Written exercise:
Find every line with the word "Solitaire". Copy those lines.

********

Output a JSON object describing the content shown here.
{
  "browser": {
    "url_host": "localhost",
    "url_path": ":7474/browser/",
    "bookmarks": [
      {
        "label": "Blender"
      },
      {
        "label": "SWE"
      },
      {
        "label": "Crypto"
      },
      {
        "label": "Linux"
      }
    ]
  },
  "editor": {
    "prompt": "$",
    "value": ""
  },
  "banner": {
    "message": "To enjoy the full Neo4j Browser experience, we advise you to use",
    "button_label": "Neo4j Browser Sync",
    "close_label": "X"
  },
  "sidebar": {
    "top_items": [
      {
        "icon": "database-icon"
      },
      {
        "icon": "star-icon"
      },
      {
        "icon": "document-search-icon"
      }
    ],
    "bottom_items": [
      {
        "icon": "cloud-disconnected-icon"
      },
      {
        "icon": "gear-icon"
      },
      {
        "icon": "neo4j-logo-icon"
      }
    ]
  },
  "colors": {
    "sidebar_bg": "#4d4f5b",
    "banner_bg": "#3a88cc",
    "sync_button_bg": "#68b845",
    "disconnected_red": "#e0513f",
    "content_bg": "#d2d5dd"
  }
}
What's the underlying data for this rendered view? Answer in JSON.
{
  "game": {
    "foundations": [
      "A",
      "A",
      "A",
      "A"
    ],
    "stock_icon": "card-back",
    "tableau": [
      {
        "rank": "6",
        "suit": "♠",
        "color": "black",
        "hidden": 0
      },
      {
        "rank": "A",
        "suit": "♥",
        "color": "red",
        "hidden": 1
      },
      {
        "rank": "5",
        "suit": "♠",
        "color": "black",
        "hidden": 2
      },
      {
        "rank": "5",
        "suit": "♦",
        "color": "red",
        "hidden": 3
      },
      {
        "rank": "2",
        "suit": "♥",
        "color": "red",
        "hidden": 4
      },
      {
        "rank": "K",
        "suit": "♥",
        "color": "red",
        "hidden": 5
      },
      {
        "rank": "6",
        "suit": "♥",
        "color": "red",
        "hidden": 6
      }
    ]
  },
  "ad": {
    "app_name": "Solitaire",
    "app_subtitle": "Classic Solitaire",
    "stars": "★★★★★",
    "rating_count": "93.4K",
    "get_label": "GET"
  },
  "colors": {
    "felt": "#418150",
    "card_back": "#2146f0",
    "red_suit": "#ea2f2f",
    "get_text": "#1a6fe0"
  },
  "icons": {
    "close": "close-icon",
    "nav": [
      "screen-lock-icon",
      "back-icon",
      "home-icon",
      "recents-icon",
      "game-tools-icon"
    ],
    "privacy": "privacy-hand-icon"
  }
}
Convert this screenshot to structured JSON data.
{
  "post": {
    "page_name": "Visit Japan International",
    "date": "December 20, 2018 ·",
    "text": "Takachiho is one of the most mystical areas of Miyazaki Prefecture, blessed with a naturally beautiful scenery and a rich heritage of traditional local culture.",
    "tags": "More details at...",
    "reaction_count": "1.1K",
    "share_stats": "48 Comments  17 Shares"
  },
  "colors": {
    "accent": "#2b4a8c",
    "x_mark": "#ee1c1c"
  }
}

********

Exercise result:
    "app_name": "Solitaire",
    "app_subtitle": "Classic Solitaire",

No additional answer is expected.